- [WRITTEN TASK]:
Show all lines holding the string "దకరమ".
______
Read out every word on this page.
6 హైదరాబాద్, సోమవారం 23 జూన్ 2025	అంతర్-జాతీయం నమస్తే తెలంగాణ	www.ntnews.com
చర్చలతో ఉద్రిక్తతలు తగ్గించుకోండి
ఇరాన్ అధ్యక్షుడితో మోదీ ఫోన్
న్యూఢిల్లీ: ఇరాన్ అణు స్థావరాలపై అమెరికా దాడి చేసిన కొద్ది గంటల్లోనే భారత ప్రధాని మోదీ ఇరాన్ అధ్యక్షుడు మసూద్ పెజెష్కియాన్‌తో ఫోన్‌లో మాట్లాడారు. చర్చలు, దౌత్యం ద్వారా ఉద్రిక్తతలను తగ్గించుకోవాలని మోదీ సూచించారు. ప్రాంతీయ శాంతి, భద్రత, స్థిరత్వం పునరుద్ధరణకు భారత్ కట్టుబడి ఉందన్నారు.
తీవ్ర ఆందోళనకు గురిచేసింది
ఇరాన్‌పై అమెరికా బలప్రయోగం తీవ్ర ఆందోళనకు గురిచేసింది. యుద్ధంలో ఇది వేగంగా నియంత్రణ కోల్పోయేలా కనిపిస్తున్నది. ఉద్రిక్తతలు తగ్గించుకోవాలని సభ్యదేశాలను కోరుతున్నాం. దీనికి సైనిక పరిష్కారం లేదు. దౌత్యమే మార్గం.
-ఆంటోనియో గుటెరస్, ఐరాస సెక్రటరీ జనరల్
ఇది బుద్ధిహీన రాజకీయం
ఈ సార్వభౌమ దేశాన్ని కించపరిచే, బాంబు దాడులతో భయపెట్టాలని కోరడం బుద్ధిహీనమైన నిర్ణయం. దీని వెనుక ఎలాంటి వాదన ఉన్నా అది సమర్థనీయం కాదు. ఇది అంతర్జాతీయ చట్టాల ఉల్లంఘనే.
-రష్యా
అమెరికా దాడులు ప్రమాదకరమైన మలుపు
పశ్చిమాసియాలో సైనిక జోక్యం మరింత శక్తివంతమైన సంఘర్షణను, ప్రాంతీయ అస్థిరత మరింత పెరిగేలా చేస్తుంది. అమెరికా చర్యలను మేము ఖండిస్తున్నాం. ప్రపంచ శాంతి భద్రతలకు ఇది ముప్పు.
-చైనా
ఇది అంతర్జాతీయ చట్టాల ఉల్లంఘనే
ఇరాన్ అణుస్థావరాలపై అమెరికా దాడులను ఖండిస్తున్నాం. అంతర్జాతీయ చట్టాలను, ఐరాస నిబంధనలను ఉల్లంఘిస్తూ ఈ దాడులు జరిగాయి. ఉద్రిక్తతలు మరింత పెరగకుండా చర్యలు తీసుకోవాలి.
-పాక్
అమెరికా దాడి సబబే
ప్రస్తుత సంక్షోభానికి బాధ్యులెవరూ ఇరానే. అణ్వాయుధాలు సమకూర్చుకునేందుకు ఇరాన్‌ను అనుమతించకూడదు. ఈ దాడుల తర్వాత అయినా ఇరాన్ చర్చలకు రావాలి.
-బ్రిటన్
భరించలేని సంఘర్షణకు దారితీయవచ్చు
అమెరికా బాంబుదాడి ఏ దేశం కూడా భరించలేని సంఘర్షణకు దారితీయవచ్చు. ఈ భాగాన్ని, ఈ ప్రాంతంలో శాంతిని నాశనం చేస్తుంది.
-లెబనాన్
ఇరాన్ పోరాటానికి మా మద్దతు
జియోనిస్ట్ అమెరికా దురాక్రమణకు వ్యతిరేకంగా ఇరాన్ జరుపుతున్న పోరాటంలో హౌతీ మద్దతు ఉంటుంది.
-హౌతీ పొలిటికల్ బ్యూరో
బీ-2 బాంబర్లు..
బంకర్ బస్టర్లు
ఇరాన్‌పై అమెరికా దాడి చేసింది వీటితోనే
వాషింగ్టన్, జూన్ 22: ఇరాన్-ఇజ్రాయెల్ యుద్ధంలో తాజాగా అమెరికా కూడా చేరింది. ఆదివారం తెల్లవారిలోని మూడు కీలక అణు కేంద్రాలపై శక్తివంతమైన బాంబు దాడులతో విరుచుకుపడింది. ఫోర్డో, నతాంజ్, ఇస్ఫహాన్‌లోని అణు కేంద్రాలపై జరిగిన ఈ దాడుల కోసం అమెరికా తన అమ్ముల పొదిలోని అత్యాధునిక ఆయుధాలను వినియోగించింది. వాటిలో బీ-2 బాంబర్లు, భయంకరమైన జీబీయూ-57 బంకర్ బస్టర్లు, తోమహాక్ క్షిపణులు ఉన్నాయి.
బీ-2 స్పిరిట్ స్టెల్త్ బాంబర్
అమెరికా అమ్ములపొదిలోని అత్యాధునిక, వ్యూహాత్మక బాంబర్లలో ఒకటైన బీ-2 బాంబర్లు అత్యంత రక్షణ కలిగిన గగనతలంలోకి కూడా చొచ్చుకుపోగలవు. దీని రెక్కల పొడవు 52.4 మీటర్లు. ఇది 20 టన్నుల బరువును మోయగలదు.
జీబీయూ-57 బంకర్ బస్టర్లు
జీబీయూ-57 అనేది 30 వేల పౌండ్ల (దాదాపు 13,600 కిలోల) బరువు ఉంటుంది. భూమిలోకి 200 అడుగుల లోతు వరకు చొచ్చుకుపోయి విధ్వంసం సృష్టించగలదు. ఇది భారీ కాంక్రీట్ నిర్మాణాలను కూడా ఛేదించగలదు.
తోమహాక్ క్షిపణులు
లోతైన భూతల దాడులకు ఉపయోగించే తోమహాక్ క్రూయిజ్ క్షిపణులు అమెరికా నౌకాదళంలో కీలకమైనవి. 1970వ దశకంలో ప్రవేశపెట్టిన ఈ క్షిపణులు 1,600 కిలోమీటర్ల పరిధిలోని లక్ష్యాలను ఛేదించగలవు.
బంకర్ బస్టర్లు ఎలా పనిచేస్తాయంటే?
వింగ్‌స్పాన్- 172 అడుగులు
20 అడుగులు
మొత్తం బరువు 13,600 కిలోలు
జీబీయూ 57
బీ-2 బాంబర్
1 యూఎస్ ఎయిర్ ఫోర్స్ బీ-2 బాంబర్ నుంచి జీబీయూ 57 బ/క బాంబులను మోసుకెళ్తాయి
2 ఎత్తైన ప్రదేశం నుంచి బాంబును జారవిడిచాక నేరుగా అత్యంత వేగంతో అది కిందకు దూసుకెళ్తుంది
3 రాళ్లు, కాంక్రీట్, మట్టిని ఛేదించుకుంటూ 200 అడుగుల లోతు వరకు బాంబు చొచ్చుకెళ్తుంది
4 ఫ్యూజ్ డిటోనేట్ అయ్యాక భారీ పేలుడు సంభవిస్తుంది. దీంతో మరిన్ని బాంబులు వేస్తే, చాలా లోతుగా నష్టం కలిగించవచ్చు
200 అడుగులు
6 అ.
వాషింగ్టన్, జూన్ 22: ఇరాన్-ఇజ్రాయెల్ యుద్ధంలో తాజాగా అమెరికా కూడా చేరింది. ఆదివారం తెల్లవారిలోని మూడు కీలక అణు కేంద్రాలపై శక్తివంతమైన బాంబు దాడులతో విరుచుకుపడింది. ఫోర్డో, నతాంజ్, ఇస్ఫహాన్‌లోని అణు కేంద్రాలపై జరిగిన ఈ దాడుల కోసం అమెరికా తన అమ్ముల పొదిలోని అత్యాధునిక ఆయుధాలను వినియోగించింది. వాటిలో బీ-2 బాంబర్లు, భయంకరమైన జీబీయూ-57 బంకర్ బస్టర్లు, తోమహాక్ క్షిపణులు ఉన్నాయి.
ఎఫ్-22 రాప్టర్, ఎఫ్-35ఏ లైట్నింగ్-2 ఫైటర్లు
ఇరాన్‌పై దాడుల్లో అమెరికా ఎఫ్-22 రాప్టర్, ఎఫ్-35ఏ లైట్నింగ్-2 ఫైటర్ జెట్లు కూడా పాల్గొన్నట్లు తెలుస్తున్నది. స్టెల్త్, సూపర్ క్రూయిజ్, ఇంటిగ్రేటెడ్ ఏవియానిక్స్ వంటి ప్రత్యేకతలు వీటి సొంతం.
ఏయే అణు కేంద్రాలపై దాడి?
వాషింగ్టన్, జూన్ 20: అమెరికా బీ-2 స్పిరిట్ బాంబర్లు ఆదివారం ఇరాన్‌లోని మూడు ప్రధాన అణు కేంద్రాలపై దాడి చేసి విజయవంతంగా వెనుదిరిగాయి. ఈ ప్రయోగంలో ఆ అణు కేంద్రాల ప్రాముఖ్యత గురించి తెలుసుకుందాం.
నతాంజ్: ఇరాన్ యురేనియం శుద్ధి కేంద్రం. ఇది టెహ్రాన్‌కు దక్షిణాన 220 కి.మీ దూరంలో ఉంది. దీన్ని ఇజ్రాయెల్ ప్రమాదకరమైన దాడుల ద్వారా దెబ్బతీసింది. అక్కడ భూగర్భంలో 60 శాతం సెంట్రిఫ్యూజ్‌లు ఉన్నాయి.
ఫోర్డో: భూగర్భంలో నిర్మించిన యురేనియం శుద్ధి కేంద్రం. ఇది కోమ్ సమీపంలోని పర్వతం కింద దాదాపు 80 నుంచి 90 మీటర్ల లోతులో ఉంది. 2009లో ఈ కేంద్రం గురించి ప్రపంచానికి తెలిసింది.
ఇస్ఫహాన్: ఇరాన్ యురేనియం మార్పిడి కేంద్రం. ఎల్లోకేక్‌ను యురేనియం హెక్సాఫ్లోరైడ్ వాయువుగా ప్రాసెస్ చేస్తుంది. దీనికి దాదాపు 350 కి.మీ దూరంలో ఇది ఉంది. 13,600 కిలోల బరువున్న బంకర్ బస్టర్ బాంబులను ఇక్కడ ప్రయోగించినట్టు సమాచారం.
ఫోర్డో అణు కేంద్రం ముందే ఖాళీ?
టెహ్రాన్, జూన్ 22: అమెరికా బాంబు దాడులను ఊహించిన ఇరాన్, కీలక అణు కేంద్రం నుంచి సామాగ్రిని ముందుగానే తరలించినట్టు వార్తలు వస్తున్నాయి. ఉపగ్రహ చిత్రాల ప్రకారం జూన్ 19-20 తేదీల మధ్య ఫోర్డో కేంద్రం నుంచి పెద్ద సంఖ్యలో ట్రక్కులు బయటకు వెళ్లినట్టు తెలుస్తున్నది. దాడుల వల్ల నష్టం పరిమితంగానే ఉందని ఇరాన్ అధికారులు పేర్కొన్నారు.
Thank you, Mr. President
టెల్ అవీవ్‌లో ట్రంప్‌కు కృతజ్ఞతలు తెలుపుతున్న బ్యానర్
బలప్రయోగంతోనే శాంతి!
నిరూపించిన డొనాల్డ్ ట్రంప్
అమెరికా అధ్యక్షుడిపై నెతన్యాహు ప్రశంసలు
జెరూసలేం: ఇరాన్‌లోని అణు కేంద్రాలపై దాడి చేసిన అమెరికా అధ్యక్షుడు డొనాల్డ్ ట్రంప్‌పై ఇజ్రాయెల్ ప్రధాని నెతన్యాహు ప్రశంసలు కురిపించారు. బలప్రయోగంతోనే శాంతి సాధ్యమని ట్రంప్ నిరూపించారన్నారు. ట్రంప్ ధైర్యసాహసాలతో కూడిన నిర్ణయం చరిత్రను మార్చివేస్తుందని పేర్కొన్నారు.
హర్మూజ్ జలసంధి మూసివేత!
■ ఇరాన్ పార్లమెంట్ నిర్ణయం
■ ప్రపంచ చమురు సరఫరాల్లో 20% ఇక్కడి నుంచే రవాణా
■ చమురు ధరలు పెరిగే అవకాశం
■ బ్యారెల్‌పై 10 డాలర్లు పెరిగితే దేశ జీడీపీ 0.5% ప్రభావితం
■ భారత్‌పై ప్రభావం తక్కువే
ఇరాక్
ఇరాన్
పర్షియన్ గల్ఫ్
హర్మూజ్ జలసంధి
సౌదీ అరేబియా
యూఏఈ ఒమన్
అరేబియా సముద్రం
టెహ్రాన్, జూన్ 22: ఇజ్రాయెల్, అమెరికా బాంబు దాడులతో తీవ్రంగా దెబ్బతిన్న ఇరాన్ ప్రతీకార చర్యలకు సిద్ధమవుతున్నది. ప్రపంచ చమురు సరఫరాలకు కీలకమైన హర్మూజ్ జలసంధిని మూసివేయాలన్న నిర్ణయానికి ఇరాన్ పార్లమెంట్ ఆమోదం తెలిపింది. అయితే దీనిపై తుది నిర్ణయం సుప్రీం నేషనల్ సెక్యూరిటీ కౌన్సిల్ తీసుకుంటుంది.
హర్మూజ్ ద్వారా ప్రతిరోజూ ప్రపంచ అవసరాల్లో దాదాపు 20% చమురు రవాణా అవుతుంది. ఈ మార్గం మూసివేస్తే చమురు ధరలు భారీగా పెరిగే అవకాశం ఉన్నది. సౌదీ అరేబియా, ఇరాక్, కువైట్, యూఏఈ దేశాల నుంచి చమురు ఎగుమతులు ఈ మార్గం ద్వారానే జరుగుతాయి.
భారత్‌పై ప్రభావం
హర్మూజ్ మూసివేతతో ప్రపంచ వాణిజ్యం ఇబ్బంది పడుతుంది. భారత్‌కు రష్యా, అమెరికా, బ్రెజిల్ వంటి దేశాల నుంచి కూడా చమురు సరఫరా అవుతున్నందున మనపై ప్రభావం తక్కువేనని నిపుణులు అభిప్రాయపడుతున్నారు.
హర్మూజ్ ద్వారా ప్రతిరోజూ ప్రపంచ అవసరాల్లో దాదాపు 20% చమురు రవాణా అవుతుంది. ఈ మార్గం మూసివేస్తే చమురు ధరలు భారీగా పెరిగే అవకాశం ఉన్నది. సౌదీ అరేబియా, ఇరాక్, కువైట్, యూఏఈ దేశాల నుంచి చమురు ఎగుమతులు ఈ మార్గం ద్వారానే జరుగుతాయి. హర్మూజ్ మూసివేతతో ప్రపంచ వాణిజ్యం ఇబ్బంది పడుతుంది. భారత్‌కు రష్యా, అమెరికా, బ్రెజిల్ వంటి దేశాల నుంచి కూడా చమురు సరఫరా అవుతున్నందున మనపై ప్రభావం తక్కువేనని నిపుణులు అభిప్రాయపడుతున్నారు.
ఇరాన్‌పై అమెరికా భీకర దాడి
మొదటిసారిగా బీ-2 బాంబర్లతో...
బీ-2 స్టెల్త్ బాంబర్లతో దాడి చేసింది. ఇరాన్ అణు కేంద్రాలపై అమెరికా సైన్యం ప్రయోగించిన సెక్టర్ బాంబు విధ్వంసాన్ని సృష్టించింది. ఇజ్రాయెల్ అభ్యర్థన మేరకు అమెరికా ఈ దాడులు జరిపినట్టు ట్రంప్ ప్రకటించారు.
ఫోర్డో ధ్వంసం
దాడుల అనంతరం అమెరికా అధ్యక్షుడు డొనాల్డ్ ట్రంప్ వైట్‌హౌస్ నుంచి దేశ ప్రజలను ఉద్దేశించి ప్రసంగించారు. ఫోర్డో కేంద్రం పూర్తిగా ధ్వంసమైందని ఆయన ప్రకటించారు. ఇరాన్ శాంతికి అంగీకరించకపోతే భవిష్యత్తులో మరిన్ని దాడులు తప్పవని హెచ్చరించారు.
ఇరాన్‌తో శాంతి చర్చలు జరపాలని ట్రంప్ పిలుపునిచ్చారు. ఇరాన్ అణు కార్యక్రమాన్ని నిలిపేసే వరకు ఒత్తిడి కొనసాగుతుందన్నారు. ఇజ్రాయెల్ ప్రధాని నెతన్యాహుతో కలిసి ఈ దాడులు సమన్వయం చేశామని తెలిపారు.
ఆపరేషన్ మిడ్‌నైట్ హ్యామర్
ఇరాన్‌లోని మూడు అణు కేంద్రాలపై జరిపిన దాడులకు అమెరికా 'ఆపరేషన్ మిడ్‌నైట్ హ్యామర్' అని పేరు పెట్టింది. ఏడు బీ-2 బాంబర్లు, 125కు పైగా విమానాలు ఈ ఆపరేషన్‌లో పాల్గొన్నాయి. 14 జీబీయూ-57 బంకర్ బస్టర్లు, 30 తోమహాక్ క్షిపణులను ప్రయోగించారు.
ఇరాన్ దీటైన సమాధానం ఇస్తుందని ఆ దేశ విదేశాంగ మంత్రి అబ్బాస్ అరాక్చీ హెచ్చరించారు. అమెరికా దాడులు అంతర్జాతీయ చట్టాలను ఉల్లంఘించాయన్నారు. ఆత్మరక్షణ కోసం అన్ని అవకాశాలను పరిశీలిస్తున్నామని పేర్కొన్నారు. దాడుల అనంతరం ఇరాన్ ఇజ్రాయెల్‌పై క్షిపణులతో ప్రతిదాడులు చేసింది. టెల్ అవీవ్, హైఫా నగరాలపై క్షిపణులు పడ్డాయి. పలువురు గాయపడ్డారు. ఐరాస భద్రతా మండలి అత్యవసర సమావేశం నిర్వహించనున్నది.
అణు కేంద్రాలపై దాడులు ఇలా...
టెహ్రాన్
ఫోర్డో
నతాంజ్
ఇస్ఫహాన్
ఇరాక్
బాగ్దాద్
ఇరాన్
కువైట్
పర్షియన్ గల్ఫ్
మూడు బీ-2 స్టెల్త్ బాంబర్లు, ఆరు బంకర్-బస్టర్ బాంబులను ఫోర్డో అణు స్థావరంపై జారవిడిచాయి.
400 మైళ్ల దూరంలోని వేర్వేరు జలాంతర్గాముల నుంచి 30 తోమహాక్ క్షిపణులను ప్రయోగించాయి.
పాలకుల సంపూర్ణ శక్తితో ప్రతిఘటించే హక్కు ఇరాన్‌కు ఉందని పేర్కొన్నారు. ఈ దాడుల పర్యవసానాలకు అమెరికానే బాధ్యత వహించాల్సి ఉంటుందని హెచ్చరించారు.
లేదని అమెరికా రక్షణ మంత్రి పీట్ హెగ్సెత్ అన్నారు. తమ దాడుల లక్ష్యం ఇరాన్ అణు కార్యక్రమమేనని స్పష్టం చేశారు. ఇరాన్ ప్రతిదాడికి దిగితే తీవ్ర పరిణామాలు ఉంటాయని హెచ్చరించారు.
______
- [WORKED ANSWER]:
అమెరికా దాడులు ప్రమాదకరమైన మలుపు
నతాంజ్: ఇరాన్ యురేనియం శుద్ధి కేంద్రం. ఇది టెహ్రాన్‌కు దక్షిణాన 220 కి.మీ దూరంలో ఉంది. దీన్ని ఇజ్రాయెల్ ప్రమాదకరమైన దాడుల ద్వారా దెబ్బతీసింది. అక్కడ భూగర్భంలో 60 శాతం సెంట్రిఫ్యూజ్‌లు ఉన్నాయి.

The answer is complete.